Brano da leggere:

+ + + + +

Meraviglioso. Nella sua vita si intrecciano storie d’amore e di sesso. Come finì con suo marito?
«Voleva tornare a Hollywood. Restai in Italia. Ci separammo. Scoprii che mi aveva anche tradito con la baby sitter. Gli amori veri sono stati altri».
È rimasta in sospeso la storia con Jules Dassin.
«Ha continuato ad amarmi e a raggiungermi un po’ ovunque. Era un uomo malinconico. Fu bastonato dal maccartismo per le sue idee politiche. Ci scambiammo perfino delle fedi come pegno di un amore irrealizzato. Alla fine trovò la sua pace sposando Melina Mercouri. Comunque, qualunque cosa avrebbe potuto diventare non sarebbe mai stata come la storia con Strehler».
Nel senso?

+ + + + +

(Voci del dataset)
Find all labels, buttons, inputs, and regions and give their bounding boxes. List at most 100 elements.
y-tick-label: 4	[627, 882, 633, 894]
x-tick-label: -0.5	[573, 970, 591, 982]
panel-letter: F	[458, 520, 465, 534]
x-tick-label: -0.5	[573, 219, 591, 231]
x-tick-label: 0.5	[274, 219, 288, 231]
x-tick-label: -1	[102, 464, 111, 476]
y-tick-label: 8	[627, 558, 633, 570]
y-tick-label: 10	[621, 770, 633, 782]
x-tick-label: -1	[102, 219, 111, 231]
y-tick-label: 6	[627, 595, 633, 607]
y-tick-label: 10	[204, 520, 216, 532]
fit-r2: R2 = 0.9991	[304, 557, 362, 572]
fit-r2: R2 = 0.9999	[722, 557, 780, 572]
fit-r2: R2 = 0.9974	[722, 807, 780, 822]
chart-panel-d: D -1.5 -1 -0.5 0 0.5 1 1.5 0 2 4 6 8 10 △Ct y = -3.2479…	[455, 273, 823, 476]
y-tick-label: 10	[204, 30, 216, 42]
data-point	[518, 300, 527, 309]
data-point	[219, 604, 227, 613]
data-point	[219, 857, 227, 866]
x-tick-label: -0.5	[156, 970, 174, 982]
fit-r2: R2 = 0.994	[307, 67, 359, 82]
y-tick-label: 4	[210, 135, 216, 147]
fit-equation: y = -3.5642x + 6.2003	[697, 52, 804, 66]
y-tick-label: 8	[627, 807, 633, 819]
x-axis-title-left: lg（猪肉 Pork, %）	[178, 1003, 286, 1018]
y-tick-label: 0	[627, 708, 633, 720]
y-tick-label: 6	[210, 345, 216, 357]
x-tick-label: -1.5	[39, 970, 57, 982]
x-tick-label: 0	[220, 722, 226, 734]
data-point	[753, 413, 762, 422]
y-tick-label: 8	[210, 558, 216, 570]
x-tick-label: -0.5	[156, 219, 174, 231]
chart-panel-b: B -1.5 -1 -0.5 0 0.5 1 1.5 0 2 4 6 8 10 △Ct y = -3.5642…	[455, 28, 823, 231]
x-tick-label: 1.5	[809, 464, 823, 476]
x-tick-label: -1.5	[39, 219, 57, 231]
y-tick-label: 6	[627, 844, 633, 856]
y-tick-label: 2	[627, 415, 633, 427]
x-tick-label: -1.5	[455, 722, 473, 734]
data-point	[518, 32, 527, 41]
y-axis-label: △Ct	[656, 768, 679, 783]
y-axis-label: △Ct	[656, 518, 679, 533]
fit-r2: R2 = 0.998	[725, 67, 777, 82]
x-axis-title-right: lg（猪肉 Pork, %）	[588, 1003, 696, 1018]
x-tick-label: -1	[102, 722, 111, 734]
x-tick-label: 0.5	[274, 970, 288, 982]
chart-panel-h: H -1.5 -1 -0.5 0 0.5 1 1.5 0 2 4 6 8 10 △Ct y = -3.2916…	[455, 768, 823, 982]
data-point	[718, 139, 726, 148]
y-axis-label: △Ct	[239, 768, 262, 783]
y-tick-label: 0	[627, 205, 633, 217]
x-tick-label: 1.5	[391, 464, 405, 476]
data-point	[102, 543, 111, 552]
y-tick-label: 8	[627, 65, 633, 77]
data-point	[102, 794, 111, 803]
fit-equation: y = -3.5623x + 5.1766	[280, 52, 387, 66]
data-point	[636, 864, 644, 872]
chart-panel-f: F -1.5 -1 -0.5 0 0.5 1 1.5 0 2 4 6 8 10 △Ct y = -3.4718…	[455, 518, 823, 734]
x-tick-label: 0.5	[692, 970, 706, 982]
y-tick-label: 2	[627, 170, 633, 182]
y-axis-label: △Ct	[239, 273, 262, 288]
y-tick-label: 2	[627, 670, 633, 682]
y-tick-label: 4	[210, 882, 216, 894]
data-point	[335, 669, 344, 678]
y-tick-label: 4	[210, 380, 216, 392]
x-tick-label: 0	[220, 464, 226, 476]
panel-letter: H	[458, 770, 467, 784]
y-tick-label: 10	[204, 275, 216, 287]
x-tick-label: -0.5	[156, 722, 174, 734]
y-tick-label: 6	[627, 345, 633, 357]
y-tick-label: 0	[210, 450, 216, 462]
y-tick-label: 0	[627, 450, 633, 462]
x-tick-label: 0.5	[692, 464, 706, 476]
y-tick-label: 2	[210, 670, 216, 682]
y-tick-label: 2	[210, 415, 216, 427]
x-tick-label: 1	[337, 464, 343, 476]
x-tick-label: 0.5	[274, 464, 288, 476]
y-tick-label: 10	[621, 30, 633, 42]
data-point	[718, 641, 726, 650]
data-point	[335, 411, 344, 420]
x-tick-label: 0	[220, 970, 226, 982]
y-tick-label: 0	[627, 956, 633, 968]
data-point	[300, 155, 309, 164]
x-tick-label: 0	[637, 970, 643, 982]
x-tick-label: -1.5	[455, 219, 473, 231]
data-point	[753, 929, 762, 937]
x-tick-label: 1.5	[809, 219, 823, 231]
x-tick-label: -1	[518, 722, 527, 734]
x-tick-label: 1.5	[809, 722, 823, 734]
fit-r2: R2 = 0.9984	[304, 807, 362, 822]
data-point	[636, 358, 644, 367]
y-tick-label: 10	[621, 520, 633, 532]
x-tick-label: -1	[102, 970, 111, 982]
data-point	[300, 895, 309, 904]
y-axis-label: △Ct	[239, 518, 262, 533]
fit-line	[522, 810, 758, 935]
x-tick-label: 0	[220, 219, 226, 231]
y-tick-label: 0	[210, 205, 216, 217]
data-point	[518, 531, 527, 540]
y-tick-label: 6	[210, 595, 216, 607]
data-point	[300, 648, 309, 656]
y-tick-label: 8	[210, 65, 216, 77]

+ + + + +

Compiti ed esercizi:
a. Puoi ripetere parola per parola il brano dell'intervista, partendo da "Meraviglioso. Nella sua" e arrivando fino a "con Jules Dassin."?
b. Puoi completare il brano dell'intervista scrivendo la parte che viene subito dopo la domanda finale?

Risultati degli esercizi:
a.
Meraviglioso. Nella sua vita si intrecciano storie d’amore e di sesso. Come finì con suo marito?
«Voleva tornare a Hollywood. Restai in Italia. Ci separammo. Scoprii che mi aveva anche tradito con la baby sitter. Gli amori veri sono stati altri».
È rimasta in sospeso la storia con Jules Dassin.

b.
«Giorgio fu letteralmente un’altra cosa. Da lui aspettavo una bambina che persi nella gravidanza. Il nostro legame si rafforzò. Al di là delle incomprensioni, burrasche, litigi, che pure ci furono. Credo che nessuno mi abbia arricchito spiritualmente e umanamente come ha fatto lui. Mi sorprendo ancora quando penso al modo in cui sapeva farmi crescere, anche nella sofferenza che pure era capace di infliggermi».
C’è una lettera finale che lui le scrive prima di morire.
Cosa prova davanti alla scomparsa di una persona che ha così amato?
«Giorgio se ne è andato una notte di Natale. È curioso che nel grande evento della nascita lui ci abbandonasse. Non c’era tristezza in lui, ma la convinzione che la sola cosa che può salvarci è il teatro. Era la sua fede».
E lei come definirebbe la sua fede, o la sua mancanza di fede?
«Ogni mattina mi sveglio sorprendendomi di essere ancora viva. Non so se Dio esiste o non esiste. È un mistero di fronte al quale preferisco restare in silenzio. Un attore deve prendere il divino dal fondo di se stesso. Se lo ha, si lasci pure possedere». Cosa è stato il suo essere attrice?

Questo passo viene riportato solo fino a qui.